[PROBLEM REQUIREMENTS]:
Output every line of the material below word for word, leaving out the pictures.

(Dataset entries)
§
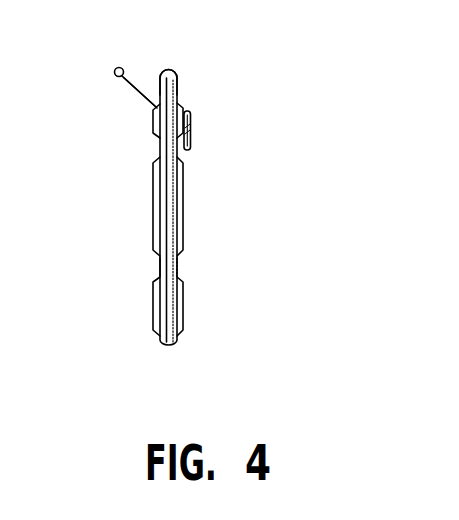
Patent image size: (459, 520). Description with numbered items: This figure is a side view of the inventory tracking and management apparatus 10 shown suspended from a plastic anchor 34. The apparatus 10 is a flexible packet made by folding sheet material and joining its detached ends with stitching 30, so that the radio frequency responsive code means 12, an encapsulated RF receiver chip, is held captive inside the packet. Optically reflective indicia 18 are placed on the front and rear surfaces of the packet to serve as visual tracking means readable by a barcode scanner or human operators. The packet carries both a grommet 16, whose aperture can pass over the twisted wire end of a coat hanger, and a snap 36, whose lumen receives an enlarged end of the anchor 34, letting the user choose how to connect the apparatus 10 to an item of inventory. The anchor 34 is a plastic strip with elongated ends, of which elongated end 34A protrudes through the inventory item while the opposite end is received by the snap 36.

The inventory tracking and management apparatus 10 is at (247, 108).
The radio frequency responsive code means 12 is at (178, 263).
The grommet 16 is at (151, 228).
The optically reflective indicia 18 is at (137, 316).
The stitching 30 is at (173, 90).
The plastic anchor 34 is at (192, 140).
The elongated end 34A is at (116, 69).
The snap 36 is at (152, 121).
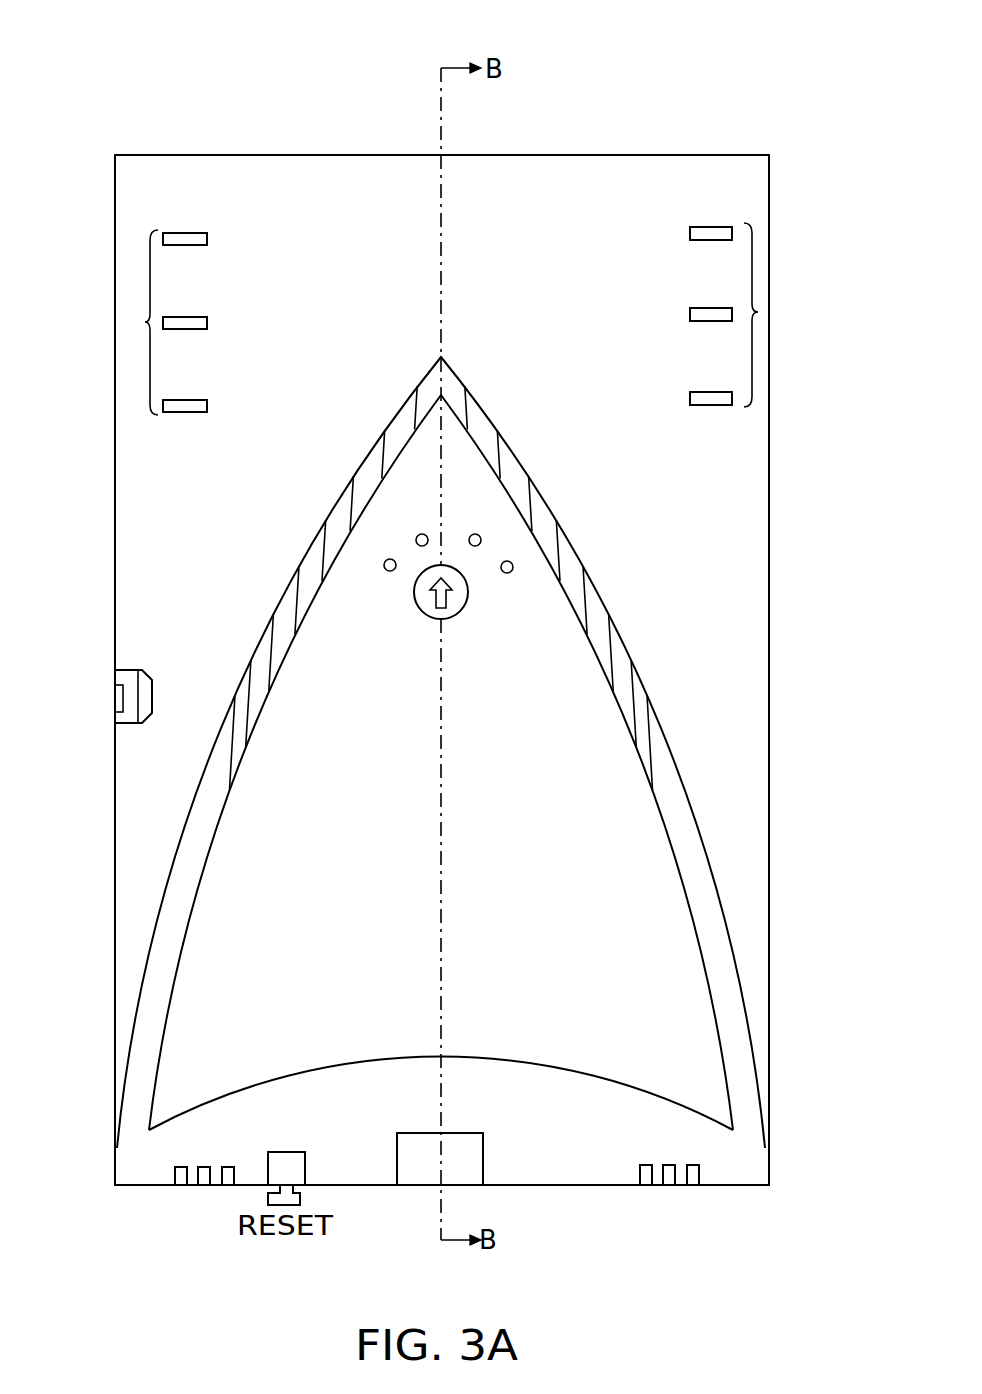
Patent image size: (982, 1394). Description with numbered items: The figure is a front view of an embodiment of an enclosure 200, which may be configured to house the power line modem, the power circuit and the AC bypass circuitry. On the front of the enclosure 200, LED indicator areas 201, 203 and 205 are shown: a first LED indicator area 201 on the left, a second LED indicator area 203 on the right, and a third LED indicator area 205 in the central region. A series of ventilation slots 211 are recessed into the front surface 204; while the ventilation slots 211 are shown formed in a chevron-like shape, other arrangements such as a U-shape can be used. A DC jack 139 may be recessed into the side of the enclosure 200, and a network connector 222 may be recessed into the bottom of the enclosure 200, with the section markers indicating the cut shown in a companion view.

The enclosure 200 is at (579, 82).
The LED indicator area 201 is at (145, 322).
The LED indicator area 203 is at (758, 312).
The front surface 204 is at (770, 558).
The LED indicator area 205 is at (517, 709).
The ventilation slots 211 is at (590, 577).
The RJ-45 port 222 is at (462, 1133).
The DC jack 139 is at (113, 680).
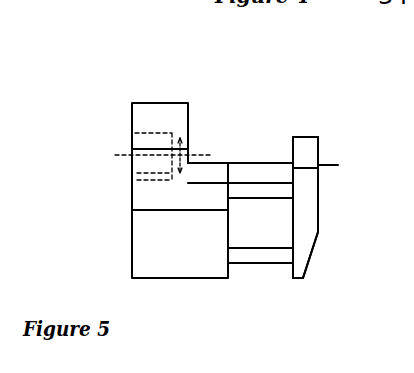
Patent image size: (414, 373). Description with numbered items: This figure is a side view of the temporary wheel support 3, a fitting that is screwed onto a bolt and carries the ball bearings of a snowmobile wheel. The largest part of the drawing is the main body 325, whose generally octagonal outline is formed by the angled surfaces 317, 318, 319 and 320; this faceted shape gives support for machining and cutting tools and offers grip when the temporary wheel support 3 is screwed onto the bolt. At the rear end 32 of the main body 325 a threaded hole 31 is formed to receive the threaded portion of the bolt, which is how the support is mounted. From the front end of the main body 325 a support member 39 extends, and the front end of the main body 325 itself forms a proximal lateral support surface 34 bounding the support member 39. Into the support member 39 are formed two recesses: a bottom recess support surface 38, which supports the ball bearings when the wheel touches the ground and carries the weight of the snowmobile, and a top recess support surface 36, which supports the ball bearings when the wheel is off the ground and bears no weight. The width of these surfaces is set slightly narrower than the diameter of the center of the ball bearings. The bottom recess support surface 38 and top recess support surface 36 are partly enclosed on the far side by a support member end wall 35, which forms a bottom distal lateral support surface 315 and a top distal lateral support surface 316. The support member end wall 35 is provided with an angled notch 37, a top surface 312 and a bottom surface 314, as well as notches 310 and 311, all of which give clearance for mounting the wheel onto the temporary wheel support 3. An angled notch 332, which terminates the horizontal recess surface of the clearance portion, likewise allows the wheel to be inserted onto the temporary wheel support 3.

The temporary wheel support 3 is at (150, 280).
The threaded hole 31 is at (150, 163).
The rear end 32 is at (133, 105).
The proximal lateral support surface 34 is at (230, 173).
The support member end wall 35 is at (338, 165).
The top recess support surface 36 is at (273, 190).
The angled notch 37 is at (312, 253).
The bottom recess support surface 38 is at (253, 265).
The support member 39 is at (262, 232).
The notch 310 is at (297, 263).
The notch 311 is at (300, 145).
The top surface 312 is at (313, 137).
The bottom surface 314 is at (293, 278).
The bottom distal lateral support surface 315 is at (285, 267).
The top distal lateral support surface 316 is at (293, 138).
The angled surface 317 is at (140, 118).
The angled surface 318 is at (143, 197).
The angled surface 319 is at (152, 258).
The angled surface 320 is at (143, 103).
The main body 325 is at (160, 98).
The angled notch 332 is at (217, 170).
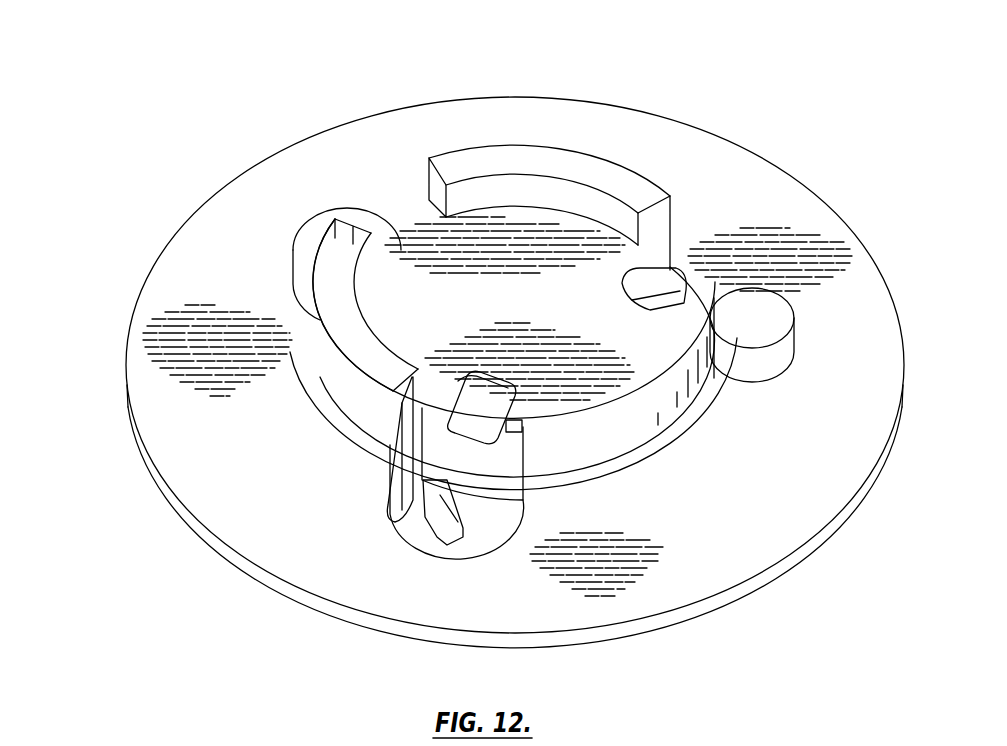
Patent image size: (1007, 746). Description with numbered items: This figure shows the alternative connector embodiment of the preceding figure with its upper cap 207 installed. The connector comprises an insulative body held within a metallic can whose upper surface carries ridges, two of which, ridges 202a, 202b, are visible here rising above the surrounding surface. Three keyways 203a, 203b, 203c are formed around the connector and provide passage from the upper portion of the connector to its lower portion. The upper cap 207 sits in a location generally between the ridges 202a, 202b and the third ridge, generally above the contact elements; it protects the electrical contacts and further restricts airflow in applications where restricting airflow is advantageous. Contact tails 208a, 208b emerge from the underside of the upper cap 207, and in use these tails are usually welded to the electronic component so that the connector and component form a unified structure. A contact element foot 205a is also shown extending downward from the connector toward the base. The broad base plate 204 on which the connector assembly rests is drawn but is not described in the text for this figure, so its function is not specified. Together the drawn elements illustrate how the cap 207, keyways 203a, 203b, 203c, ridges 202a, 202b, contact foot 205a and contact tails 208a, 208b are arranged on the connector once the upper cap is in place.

The ridge 202a is at (551, 158).
The ridge 202b is at (333, 300).
The keyway 203a is at (748, 333).
The keyway 203b is at (366, 218).
The keyway 203c is at (485, 522).
The base plate 204 is at (263, 533).
The contact element foot 205a is at (441, 532).
The upper cap 207 is at (556, 277).
The contact tail 208a is at (522, 418).
The contact tail 208b is at (658, 282).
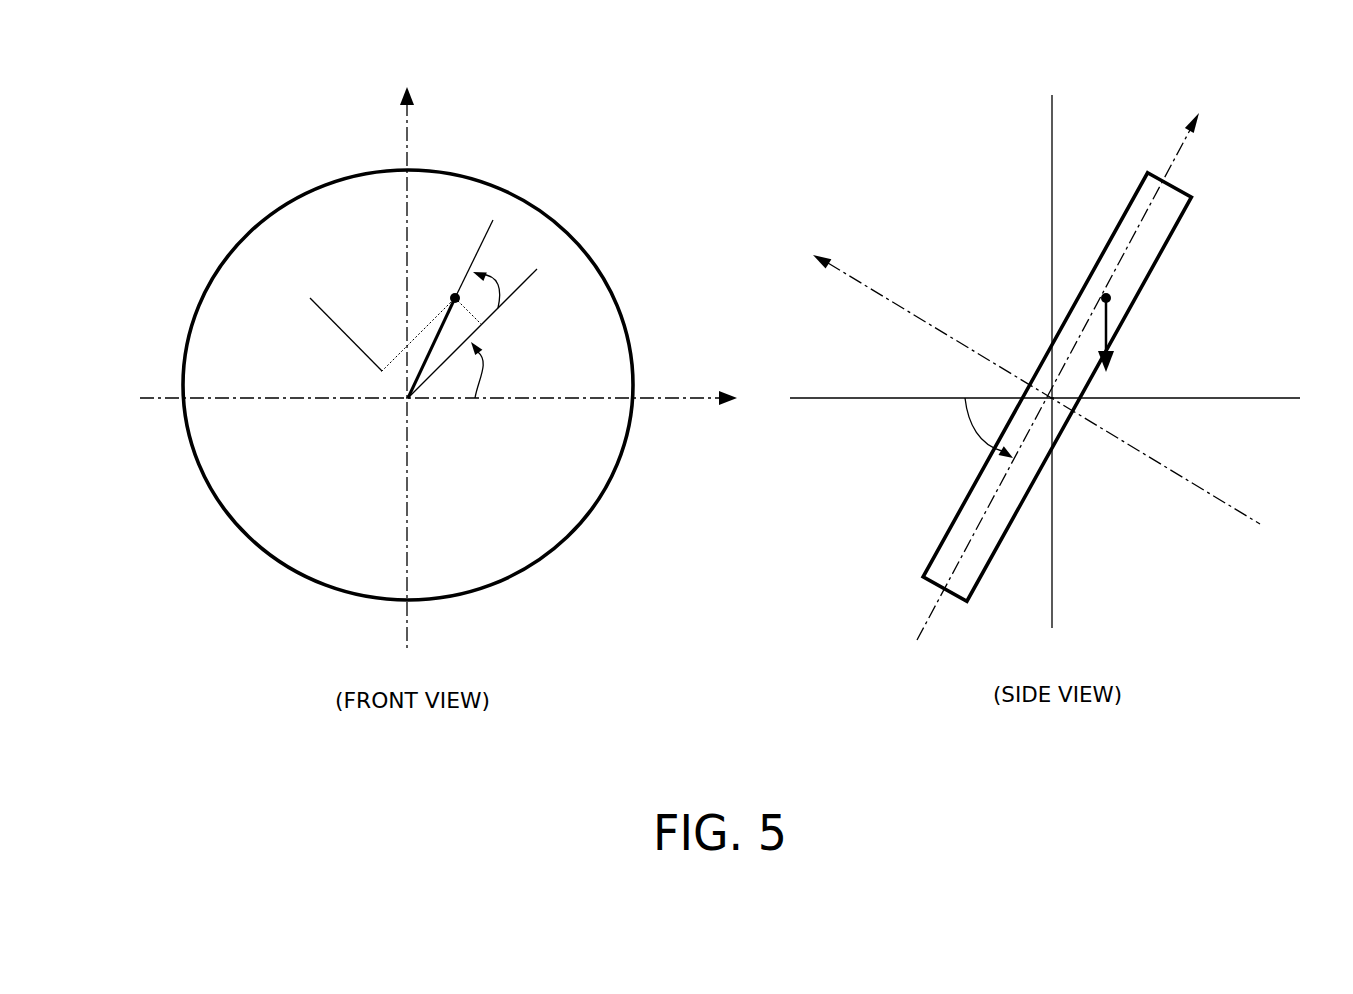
§
[RESPONSE TO THE EXERCISE]:
Patent image size: (459, 520). Description with numbered items: This figure is a side view of the inventory tracking and management apparatus 10 shown suspended from a plastic anchor 34. The apparatus 10 is a flexible packet made by folding sheet material and joining its detached ends with stitching 30, so that the radio frequency responsive code means 12, an encapsulated RF receiver chip, is held captive inside the packet. Optically reflective indicia 18 are placed on the front and rear surfaces of the packet to serve as visual tracking means readable by a barcode scanner or human operators. The packet carries both a grommet 16, whose aperture can pass over the twisted wire end of a coat hanger, and a snap 36, whose lumen receives an enlarged end of the anchor 34, letting the user choose how to connect the apparatus 10 to an item of inventory. The anchor 34 is a plastic strip with elongated ends, of which elongated end 34A protrudes through the inventory item while the opposite end is received by the snap 36.

The inventory tracking and management apparatus 10 is at (247, 108).
The radio frequency responsive code means 12 is at (178, 263).
The grommet 16 is at (151, 228).
The optically reflective indicia 18 is at (137, 316).
The stitching 30 is at (173, 90).
The plastic anchor 34 is at (192, 140).
The elongated end 34A is at (116, 69).
The snap 36 is at (152, 121).
Patent image size: (982, 1394). Description with numbered items: The figure is a front view of an embodiment of an enclosure 200, which may be configured to house the power line modem, the power circuit and the AC bypass circuitry. On the front of the enclosure 200, LED indicator areas 201, 203 and 205 are shown: a first LED indicator area 201 on the left, a second LED indicator area 203 on the right, and a third LED indicator area 205 in the central region. A series of ventilation slots 211 are recessed into the front surface 204; while the ventilation slots 211 are shown formed in a chevron-like shape, other arrangements such as a U-shape can be used. A DC jack 139 may be recessed into the side of the enclosure 200, and a network connector 222 may be recessed into the bottom of the enclosure 200, with the section markers indicating the cut shown in a companion view.

The enclosure 200 is at (579, 82).
The LED indicator area 201 is at (145, 322).
The LED indicator area 203 is at (758, 312).
The front surface 204 is at (770, 558).
The LED indicator area 205 is at (517, 709).
The ventilation slots 211 is at (590, 577).
The RJ-45 port 222 is at (462, 1133).
The DC jack 139 is at (113, 680).
Patent image size: (414, 373). Description with numbered items: This figure is a side view of the temporary wheel support 3, a fitting that is screwed onto a bolt and carries the ball bearings of a snowmobile wheel. The largest part of the drawing is the main body 325, whose generally octagonal outline is formed by the angled surfaces 317, 318, 319 and 320; this faceted shape gives support for machining and cutting tools and offers grip when the temporary wheel support 3 is screwed onto the bolt. At the rear end 32 of the main body 325 a threaded hole 31 is formed to receive the threaded portion of the bolt, which is how the support is mounted. From the front end of the main body 325 a support member 39 extends, and the front end of the main body 325 itself forms a proximal lateral support surface 34 bounding the support member 39. Into the support member 39 are formed two recesses: a bottom recess support surface 38, which supports the ball bearings when the wheel touches the ground and carries the weight of the snowmobile, and a top recess support surface 36, which supports the ball bearings when the wheel is off the ground and bears no weight. The width of these surfaces is set slightly narrower than the diameter of the center of the ball bearings. The bottom recess support surface 38 and top recess support surface 36 are partly enclosed on the far side by a support member end wall 35, which forms a bottom distal lateral support surface 315 and a top distal lateral support surface 316. The support member end wall 35 is provided with an angled notch 37, a top surface 312 and a bottom surface 314, as well as notches 310 and 311, all of which give clearance for mounting the wheel onto the temporary wheel support 3. An angled notch 332, which terminates the horizontal recess surface of the clearance portion, likewise allows the wheel to be inserted onto the temporary wheel support 3.

The temporary wheel support 3 is at (150, 280).
The threaded hole 31 is at (150, 163).
The rear end 32 is at (133, 105).
The proximal lateral support surface 34 is at (230, 173).
The support member end wall 35 is at (338, 165).
The top recess support surface 36 is at (273, 190).
The angled notch 37 is at (312, 253).
The bottom recess support surface 38 is at (253, 265).
The support member 39 is at (262, 232).
The notch 310 is at (297, 263).
The notch 311 is at (300, 145).
The top surface 312 is at (313, 137).
The bottom surface 314 is at (293, 278).
The bottom distal lateral support surface 315 is at (285, 267).
The top distal lateral support surface 316 is at (293, 138).
The angled surface 317 is at (140, 118).
The angled surface 318 is at (143, 197).
The angled surface 319 is at (152, 258).
The angled surface 320 is at (143, 103).
The main body 325 is at (160, 98).
The angled notch 332 is at (217, 170).
Patent image size: (1007, 746). Description with numbered items: This figure shows the alternative connector embodiment of the preceding figure with its upper cap 207 installed. The connector comprises an insulative body held within a metallic can whose upper surface carries ridges, two of which, ridges 202a, 202b, are visible here rising above the surrounding surface. Three keyways 203a, 203b, 203c are formed around the connector and provide passage from the upper portion of the connector to its lower portion. The upper cap 207 sits in a location generally between the ridges 202a, 202b and the third ridge, generally above the contact elements; it protects the electrical contacts and further restricts airflow in applications where restricting airflow is advantageous. Contact tails 208a, 208b emerge from the underside of the upper cap 207, and in use these tails are usually welded to the electronic component so that the connector and component form a unified structure. A contact element foot 205a is also shown extending downward from the connector toward the base. The broad base plate 204 on which the connector assembly rests is drawn but is not described in the text for this figure, so its function is not specified. Together the drawn elements illustrate how the cap 207, keyways 203a, 203b, 203c, ridges 202a, 202b, contact foot 205a and contact tails 208a, 208b are arranged on the connector once the upper cap is in place.

The ridge 202a is at (551, 158).
The ridge 202b is at (333, 300).
The keyway 203a is at (748, 333).
The keyway 203b is at (366, 218).
The keyway 203c is at (485, 522).
The base plate 204 is at (263, 533).
The contact element foot 205a is at (441, 532).
The upper cap 207 is at (556, 277).
The contact tail 208a is at (522, 418).
The contact tail 208b is at (658, 282).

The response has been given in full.